- _DATA SECTION_:
======

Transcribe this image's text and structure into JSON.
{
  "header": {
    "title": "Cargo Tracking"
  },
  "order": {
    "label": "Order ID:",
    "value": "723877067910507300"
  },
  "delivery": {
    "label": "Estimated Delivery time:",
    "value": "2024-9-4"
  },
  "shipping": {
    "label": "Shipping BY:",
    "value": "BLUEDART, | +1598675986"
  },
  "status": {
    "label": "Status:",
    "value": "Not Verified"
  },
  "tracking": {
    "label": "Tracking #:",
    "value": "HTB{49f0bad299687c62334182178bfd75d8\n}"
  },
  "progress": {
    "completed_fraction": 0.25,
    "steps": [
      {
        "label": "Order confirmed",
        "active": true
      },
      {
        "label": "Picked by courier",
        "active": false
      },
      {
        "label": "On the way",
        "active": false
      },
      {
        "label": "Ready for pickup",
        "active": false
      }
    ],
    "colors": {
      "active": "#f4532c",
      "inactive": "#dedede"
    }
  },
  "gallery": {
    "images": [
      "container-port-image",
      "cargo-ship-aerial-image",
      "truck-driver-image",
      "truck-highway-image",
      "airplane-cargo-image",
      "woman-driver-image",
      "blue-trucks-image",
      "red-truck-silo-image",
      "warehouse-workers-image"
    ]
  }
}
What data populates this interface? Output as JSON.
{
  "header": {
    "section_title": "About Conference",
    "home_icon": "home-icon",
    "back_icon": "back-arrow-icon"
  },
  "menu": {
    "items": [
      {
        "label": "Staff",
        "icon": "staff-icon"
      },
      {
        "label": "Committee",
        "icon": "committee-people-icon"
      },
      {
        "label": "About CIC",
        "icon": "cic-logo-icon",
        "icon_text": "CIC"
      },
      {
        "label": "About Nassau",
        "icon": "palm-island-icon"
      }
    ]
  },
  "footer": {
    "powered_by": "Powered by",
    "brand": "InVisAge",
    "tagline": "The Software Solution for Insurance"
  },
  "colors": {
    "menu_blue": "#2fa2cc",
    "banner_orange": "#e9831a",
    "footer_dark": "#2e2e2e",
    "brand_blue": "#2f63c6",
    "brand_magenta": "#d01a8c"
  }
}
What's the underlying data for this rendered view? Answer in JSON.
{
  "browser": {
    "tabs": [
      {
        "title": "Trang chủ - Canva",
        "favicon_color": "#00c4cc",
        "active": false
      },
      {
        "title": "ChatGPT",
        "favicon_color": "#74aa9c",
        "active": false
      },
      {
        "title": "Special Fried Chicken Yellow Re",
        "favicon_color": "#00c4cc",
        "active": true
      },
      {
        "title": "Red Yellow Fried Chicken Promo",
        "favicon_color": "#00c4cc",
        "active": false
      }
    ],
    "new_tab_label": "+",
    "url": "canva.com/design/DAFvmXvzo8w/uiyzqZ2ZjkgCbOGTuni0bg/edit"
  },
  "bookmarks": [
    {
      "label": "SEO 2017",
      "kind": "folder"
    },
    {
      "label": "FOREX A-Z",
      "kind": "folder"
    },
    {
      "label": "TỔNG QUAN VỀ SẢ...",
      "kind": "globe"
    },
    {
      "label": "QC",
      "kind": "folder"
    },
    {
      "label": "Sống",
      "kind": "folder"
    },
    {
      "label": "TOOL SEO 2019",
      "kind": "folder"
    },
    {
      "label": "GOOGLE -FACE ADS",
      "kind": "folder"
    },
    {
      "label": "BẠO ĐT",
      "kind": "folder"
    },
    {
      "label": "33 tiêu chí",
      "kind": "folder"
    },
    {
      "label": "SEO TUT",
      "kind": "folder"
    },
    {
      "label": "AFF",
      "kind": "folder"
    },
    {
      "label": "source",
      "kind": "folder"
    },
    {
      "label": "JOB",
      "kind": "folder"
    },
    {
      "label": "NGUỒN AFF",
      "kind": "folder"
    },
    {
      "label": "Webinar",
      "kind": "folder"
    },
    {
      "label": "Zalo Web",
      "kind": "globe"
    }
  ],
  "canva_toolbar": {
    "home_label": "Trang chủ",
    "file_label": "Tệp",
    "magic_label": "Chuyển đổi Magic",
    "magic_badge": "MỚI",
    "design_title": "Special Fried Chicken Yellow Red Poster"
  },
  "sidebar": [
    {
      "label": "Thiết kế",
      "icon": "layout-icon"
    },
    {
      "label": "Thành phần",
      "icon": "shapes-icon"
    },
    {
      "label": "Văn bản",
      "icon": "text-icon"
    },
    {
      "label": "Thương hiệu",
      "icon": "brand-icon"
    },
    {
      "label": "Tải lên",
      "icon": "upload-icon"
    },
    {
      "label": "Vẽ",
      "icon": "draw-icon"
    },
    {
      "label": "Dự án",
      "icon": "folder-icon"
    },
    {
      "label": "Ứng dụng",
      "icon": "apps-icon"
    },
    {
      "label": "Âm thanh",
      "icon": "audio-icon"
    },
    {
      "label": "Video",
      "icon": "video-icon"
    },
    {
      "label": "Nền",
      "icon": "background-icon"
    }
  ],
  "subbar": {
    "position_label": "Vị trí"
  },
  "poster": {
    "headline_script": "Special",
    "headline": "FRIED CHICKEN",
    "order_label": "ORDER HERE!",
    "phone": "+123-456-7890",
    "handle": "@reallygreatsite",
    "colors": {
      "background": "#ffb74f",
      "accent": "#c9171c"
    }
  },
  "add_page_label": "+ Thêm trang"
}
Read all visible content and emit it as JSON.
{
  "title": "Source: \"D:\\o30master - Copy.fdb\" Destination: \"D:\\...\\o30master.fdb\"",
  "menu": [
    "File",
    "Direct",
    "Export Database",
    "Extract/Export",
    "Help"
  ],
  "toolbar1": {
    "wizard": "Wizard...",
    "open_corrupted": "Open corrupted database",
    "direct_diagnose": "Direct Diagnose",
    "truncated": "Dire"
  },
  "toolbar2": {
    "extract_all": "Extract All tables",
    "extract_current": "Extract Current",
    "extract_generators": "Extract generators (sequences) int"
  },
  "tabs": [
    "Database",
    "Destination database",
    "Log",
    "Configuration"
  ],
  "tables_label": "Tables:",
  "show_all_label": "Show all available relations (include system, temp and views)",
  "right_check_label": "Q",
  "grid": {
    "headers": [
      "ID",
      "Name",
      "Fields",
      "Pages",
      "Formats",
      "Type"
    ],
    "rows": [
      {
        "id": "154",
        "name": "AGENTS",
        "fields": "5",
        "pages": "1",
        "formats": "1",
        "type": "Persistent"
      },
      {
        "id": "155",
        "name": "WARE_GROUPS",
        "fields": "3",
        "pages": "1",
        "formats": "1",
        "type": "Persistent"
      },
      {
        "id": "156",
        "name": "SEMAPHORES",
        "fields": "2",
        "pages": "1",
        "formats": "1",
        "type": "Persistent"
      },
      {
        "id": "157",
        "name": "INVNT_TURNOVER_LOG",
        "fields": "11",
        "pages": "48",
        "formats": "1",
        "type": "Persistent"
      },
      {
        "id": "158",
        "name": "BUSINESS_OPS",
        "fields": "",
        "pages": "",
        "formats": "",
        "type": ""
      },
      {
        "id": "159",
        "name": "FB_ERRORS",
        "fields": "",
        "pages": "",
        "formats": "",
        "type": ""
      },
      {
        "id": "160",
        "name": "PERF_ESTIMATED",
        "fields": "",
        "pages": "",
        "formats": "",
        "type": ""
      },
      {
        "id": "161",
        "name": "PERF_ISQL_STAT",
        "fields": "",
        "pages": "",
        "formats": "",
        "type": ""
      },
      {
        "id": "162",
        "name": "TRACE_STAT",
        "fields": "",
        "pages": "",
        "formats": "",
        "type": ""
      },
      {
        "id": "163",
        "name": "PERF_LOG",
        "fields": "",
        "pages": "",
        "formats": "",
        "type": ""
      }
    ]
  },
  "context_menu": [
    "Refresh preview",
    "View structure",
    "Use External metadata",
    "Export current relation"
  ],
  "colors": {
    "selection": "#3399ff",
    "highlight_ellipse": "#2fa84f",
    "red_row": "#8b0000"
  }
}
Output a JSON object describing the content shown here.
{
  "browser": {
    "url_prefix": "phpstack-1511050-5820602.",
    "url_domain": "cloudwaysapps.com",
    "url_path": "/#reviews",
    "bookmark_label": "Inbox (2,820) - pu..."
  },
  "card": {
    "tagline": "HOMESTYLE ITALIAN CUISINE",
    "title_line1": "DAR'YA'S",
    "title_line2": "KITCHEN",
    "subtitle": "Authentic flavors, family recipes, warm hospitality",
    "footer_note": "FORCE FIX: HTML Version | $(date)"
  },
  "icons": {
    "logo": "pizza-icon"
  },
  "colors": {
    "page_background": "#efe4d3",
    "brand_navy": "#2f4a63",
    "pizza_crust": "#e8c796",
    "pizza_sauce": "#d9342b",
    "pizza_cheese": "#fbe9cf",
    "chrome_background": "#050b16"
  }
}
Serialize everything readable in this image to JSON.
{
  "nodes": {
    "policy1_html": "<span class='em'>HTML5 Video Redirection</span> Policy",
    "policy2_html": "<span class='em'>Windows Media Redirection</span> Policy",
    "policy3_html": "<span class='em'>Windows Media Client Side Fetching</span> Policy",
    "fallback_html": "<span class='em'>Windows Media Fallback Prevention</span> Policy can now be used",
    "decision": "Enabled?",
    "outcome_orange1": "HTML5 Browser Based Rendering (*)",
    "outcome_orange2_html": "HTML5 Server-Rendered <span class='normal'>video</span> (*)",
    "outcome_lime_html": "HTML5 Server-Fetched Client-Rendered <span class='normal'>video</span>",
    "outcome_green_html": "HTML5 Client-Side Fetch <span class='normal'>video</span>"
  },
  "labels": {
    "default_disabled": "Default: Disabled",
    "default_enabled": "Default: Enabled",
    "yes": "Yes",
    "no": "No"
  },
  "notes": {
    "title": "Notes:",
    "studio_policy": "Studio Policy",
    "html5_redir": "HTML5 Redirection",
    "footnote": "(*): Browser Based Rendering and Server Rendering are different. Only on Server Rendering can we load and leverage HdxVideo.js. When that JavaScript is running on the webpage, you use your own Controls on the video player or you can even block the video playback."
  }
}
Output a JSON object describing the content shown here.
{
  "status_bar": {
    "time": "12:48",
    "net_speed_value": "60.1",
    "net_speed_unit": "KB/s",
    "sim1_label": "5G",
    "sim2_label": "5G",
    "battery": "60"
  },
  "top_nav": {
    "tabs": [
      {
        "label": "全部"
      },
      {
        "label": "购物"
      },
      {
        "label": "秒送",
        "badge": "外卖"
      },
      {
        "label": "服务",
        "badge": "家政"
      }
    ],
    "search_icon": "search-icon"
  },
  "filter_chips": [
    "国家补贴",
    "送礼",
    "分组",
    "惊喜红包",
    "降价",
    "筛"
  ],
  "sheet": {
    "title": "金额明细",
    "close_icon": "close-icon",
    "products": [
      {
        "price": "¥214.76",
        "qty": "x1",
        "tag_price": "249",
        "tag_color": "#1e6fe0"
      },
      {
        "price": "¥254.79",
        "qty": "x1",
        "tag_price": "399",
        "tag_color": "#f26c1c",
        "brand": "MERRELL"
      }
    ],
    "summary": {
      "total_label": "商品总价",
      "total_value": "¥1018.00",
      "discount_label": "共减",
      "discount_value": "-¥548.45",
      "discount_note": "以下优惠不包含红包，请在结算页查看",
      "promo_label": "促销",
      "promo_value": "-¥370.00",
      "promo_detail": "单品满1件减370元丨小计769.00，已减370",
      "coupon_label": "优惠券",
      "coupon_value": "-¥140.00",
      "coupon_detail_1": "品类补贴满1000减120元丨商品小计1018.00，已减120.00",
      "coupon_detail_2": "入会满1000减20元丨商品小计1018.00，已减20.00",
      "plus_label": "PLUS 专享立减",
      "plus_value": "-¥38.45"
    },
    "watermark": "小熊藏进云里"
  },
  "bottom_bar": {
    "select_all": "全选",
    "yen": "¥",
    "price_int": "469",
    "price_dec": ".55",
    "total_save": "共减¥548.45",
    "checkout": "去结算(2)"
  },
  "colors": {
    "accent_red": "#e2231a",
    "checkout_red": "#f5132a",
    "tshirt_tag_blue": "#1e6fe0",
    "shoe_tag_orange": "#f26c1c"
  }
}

======

- _WHAT YOU SHOULD DO_: Pick out lines containing the word "Client", each one as written.

- _REPLY TO THE TASK_:
    "policy3_html": "<span class='em'>Windows Media Client Side Fetching</span> Policy",
    "outcome_lime_html": "HTML5 Server-Fetched Client-Rendered <span class='normal'>video</span>",
    "outcome_green_html": "HTML5 Client-Side Fetch <span class='normal'>video</span>"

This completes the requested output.